Required work:
Your task is to repeat the entries word for word while leaving out the pictures.

Working data:
/---

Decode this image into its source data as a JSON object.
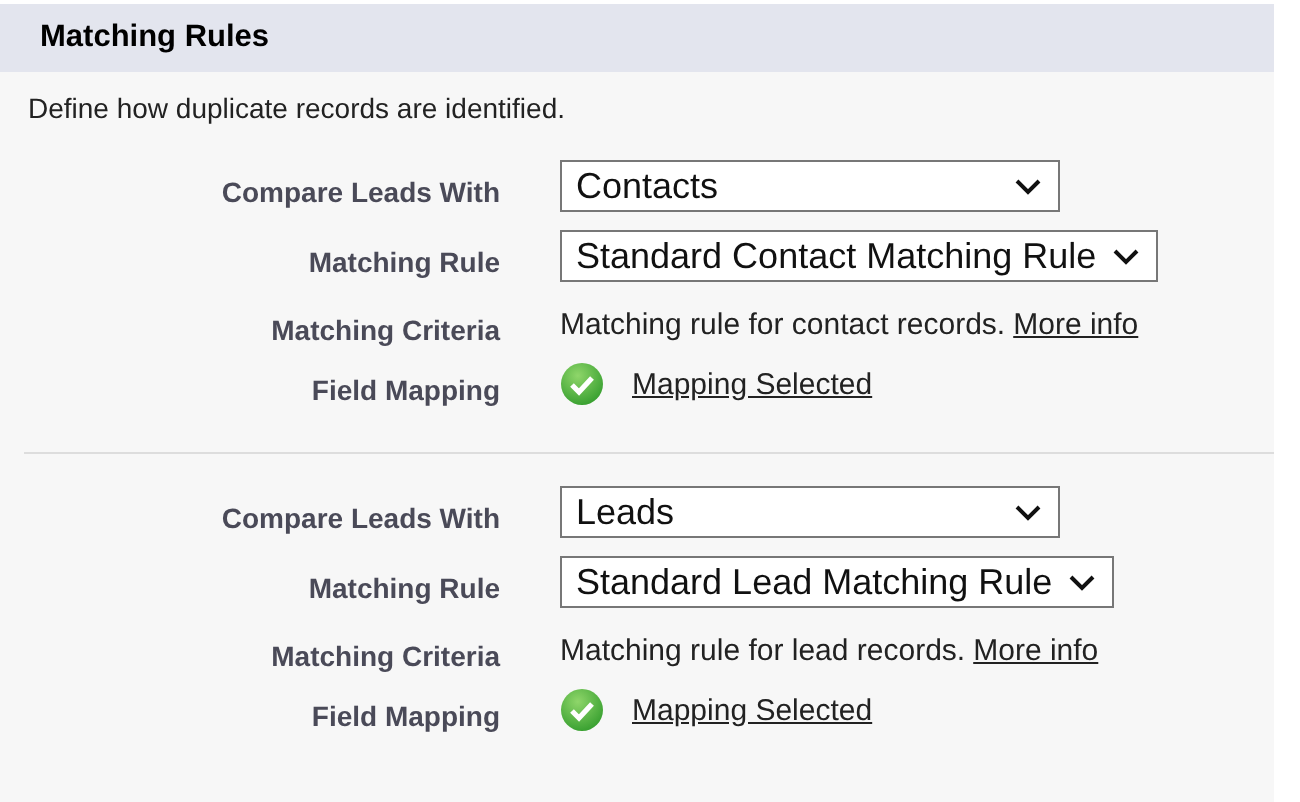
{
  "section": {
    "title": "Matching Rules",
    "description": "Define how duplicate records are identified."
  },
  "rule_groups": [
    {
      "compare_label": "Compare Leads With",
      "compare_value": "Contacts",
      "rule_label": "Matching Rule",
      "rule_value": "Standard Contact Matching Rule",
      "criteria_label": "Matching Criteria",
      "criteria_text": "Matching rule for contact records.",
      "criteria_link": "More info",
      "mapping_label": "Field Mapping",
      "mapping_link": "Mapping Selected"
    },
    {
      "compare_label": "Compare Leads With",
      "compare_value": "Leads",
      "rule_label": "Matching Rule",
      "rule_value": "Standard Lead Matching Rule",
      "criteria_label": "Matching Criteria",
      "criteria_text": "Matching rule for lead records.",
      "criteria_link": "More info",
      "mapping_label": "Field Mapping",
      "mapping_link": "Mapping Selected"
    }
  ]
}
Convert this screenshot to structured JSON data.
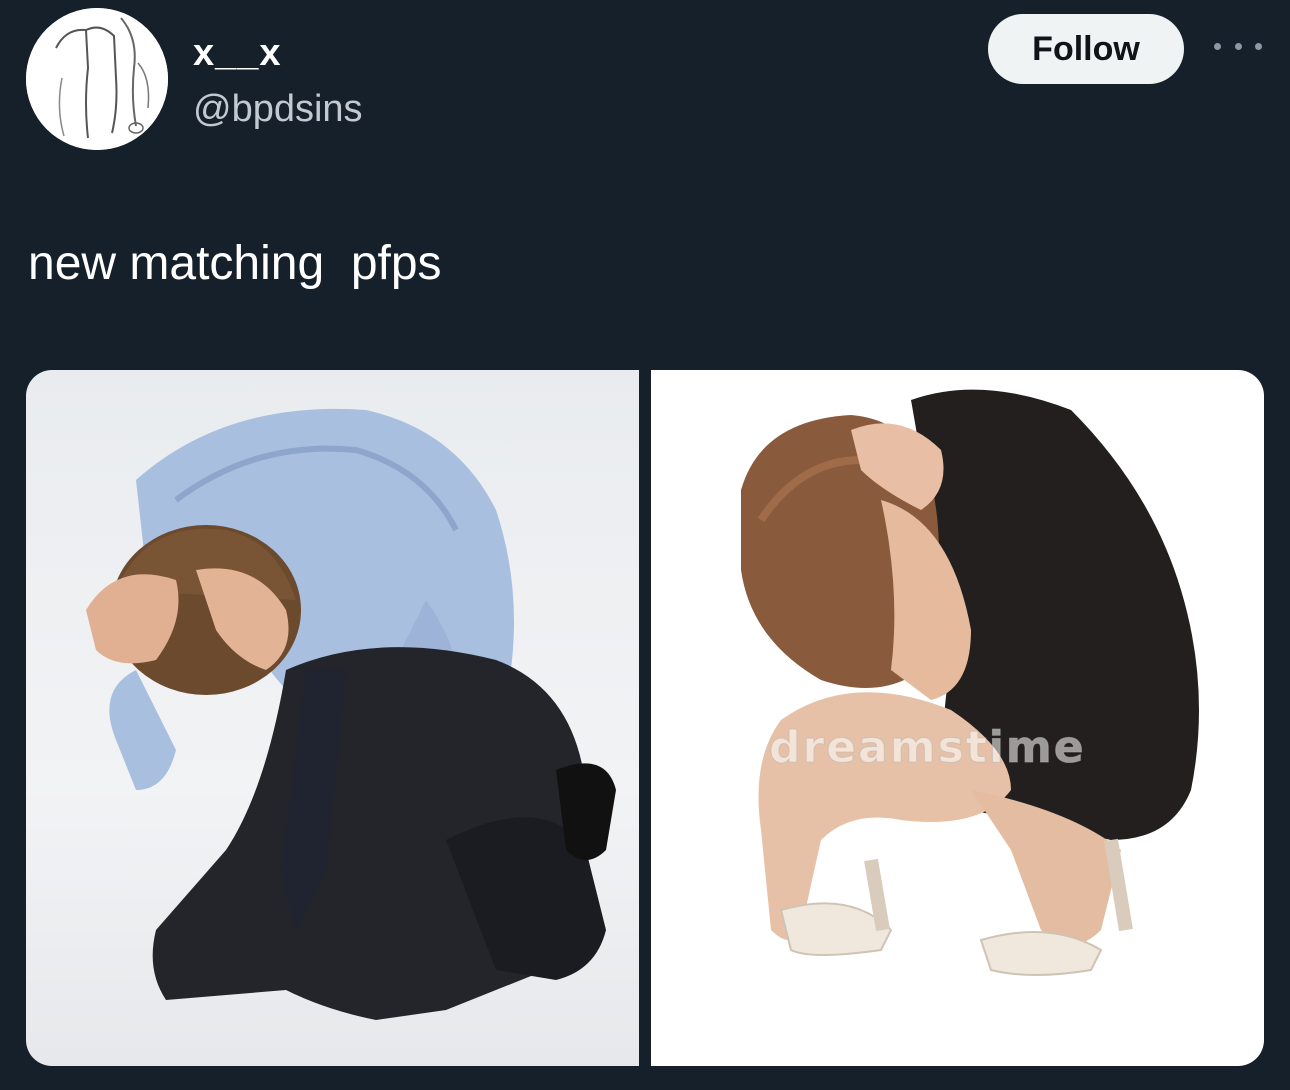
{
  "tweet": {
    "display_name": "x__x",
    "handle": "@bpdsins",
    "follow_label": "Follow",
    "text": "new matching  pfps"
  },
  "media": {
    "right_watermark": "dreamstime"
  },
  "icons": {
    "more": "more-horizontal-icon",
    "avatar": "avatar-sketch-image"
  },
  "colors": {
    "background": "#15202b",
    "follow_button_bg": "#eff3f4",
    "follow_button_text": "#0f1419",
    "handle_text": "#c3c9d0"
  }
}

\---

Finished task:
Decode this image into its source data as a JSON object.
{
  "section": {
    "title": "Matching Rules",
    "description": "Define how duplicate records are identified."
  },
  "rule_groups": [
    {
      "compare_label": "Compare Leads With",
      "compare_value": "Contacts",
      "rule_label": "Matching Rule",
      "rule_value": "Standard Contact Matching Rule",
      "criteria_label": "Matching Criteria",
      "criteria_text": "Matching rule for contact records.",
      "criteria_link": "More info",
      "mapping_label": "Field Mapping",
      "mapping_link": "Mapping Selected"
    },
    {
      "compare_label": "Compare Leads With",
      "compare_value": "Leads",
      "rule_label": "Matching Rule",
      "rule_value": "Standard Lead Matching Rule",
      "criteria_label": "Matching Criteria",
      "criteria_text": "Matching rule for lead records.",
      "criteria_link": "More info",
      "mapping_label": "Field Mapping",
      "mapping_link": "Mapping Selected"
    }
  ]
}
Convert this screenshot to structured JSON data.
{
  "tweet": {
    "display_name": "x__x",
    "handle": "@bpdsins",
    "follow_label": "Follow",
    "text": "new matching  pfps"
  },
  "media": {
    "right_watermark": "dreamstime"
  },
  "icons": {
    "more": "more-horizontal-icon",
    "avatar": "avatar-sketch-image"
  },
  "colors": {
    "background": "#15202b",
    "follow_button_bg": "#eff3f4",
    "follow_button_text": "#0f1419",
    "handle_text": "#c3c9d0"
  }
}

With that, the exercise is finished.